What needs to be done:
Copy these lines again, replacing "3rd Avenue" with "Third Avenue" everywhere and keeping everything else the same. Leave out the picture.
========
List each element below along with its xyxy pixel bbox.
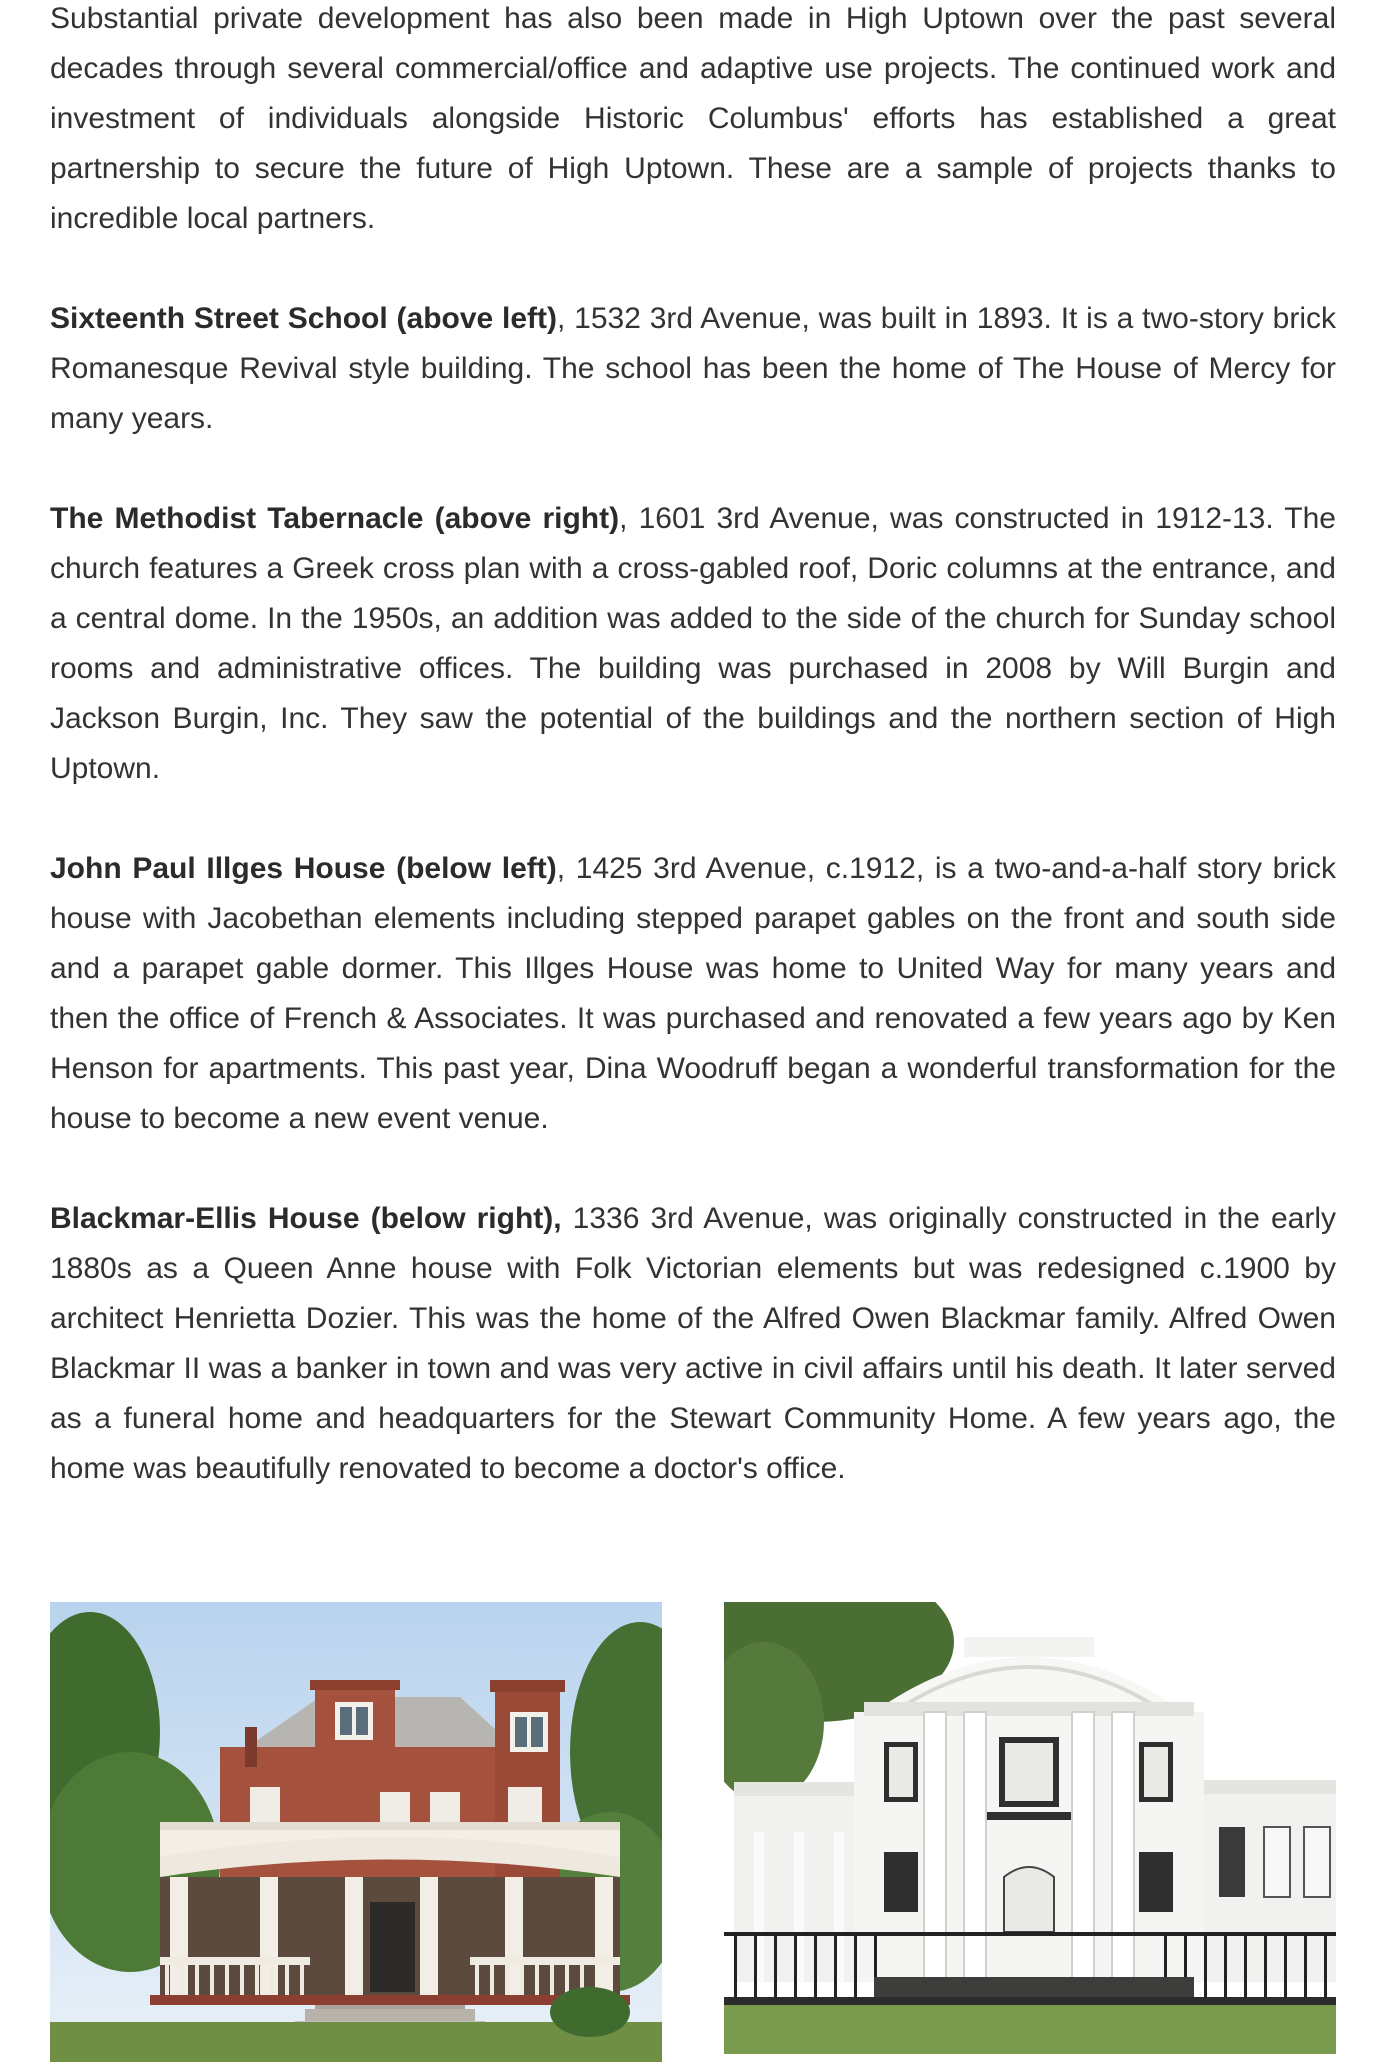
article-body [50,0,1336,1544]
photo-row [50,1602,1336,2062]
blackmar-ellis-house-illustration [724,1602,1336,2054]
entry-paragraph-illges-house [50,844,1336,1144]
illges-house-illustration [50,1602,662,2062]
entry-text: , 1601 3rd Avenue, was constructed in 1912-13. The church features a Greek cross plan with a cross-gabled roof, Doric columns at the entrance, and a central dome. In the 1950s, an addition was added to the side of the church for Sunday school rooms and administrative offices. The building was purchased in 2008 by Will Burgin and Jackson Burgin, Inc. They saw the potential of the buildings and the northern section of High Uptown. [50,502,1336,785]
entry-paragraph-blackmar-ellis-house [50,1194,1336,1494]
entry-text: , 1425 3rd Avenue, c.1912, is a two-and-a-half story brick house with Jacobethan elements including stepped parapet gables on the front and south side and a parapet gable dormer. This Illges House was home to United Way for many years and then the office of French & Associates. It was purchased and renovated a few years ago by Ken Henson for apartments. This past year, Dina Woodruff began a wonderful transformation for the house to become a new event venue. [50,852,1336,1135]
intro-paragraph: Substantial private development has also been made in High Uptown over the past several decades through several commercial/office and adaptive use projects. The continued work and investment of individuals alongside Historic Columbus' efforts has established a great partnership to secure the future of High Uptown. These are a sample of projects thanks to incredible local partners. [50,2,1336,235]
entry-title: John Paul Illges House (below left) [50,852,557,885]
entry-paragraph-methodist-tabernacle [50,494,1336,794]
entry-text: , 1532 3rd Avenue, was built in 1893. It is a two-story brick Romanesque Revival style building. The school has been the home of The House of Mercy for many years. [50,302,1336,435]
blackmar-ellis-house-photo [724,1602,1336,2054]
entry-text: 1336 3rd Avenue, was originally constructed in the early 1880s as a Queen Anne house with Folk Victorian elements but was redesigned c.1900 by architect Henrietta Dozier. This was the home of the Alfred Owen Blackmar family. Alfred Owen Blackmar II was a banker in town and was very active in civil affairs until his death. It later served as a funeral home and headquarters for the Stewart Community Home. A few years ago, the home was beautifully renovated to become a doctor's office. [50,1202,1336,1485]
entry-title: Blackmar-Ellis House (below right), [50,1202,562,1235]
illges-house-photo [50,1602,662,2062]
entry-title: The Methodist Tabernacle (above right) [50,502,620,535]
entry-title: Sixteenth Street School (above left) [50,302,558,335]
entry-paragraph-sixteenth-street-school [50,294,1336,444]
========
Exercise response:
List each element below along with its xyxy pixel bbox.
article-body [50,0,1336,1544]
photo-row [50,1602,1336,2062]
blackmar-ellis-house-illustration [724,1602,1336,2054]
entry-paragraph-illges-house [50,844,1336,1144]
illges-house-illustration [50,1602,662,2062]
entry-text: , 1601 Third Avenue, was constructed in 1912-13. The church features a Greek cross plan with a cross-gabled roof, Doric columns at the entrance, and a central dome. In the 1950s, an addition was added to the side of the church for Sunday school rooms and administrative offices. The building was purchased in 2008 by Will Burgin and Jackson Burgin, Inc. They saw the potential of the buildings and the northern section of High Uptown. [50,502,1336,785]
entry-paragraph-blackmar-ellis-house [50,1194,1336,1494]
entry-text: , 1425 Third Avenue, c.1912, is a two-and-a-half story brick house with Jacobethan elements including stepped parapet gables on the front and south side and a parapet gable dormer. This Illges House was home to United Way for many years and then the office of French & Associates. It was purchased and renovated a few years ago by Ken Henson for apartments. This past year, Dina Woodruff began a wonderful transformation for the house to become a new event venue. [50,852,1336,1135]
intro-paragraph: Substantial private development has also been made in High Uptown over the past several decades through several commercial/office and adaptive use projects. The continued work and investment of individuals alongside Historic Columbus' efforts has established a great partnership to secure the future of High Uptown. These are a sample of projects thanks to incredible local partners. [50,2,1336,235]
entry-title: John Paul Illges House (below left) [50,852,557,885]
entry-paragraph-methodist-tabernacle [50,494,1336,794]
entry-text: , 1532 Third Avenue, was built in 1893. It is a two-story brick Romanesque Revival style building. The school has been the home of The House of Mercy for many years. [50,302,1336,435]
blackmar-ellis-house-photo [724,1602,1336,2054]
entry-text: 1336 Third Avenue, was originally constructed in the early 1880s as a Queen Anne house with Folk Victorian elements but was redesigned c.1900 by architect Henrietta Dozier. This was the home of the Alfred Owen Blackmar family. Alfred Owen Blackmar II was a banker in town and was very active in civil affairs until his death. It later served as a funeral home and headquarters for the Stewart Community Home. A few years ago, the home was beautifully renovated to become a doctor's office. [50,1202,1336,1485]
entry-title: Blackmar-Ellis House (below right), [50,1202,562,1235]
illges-house-photo [50,1602,662,2062]
entry-title: The Methodist Tabernacle (above right) [50,502,620,535]
entry-title: Sixteenth Street School (above left) [50,302,558,335]
entry-paragraph-sixteenth-street-school [50,294,1336,444]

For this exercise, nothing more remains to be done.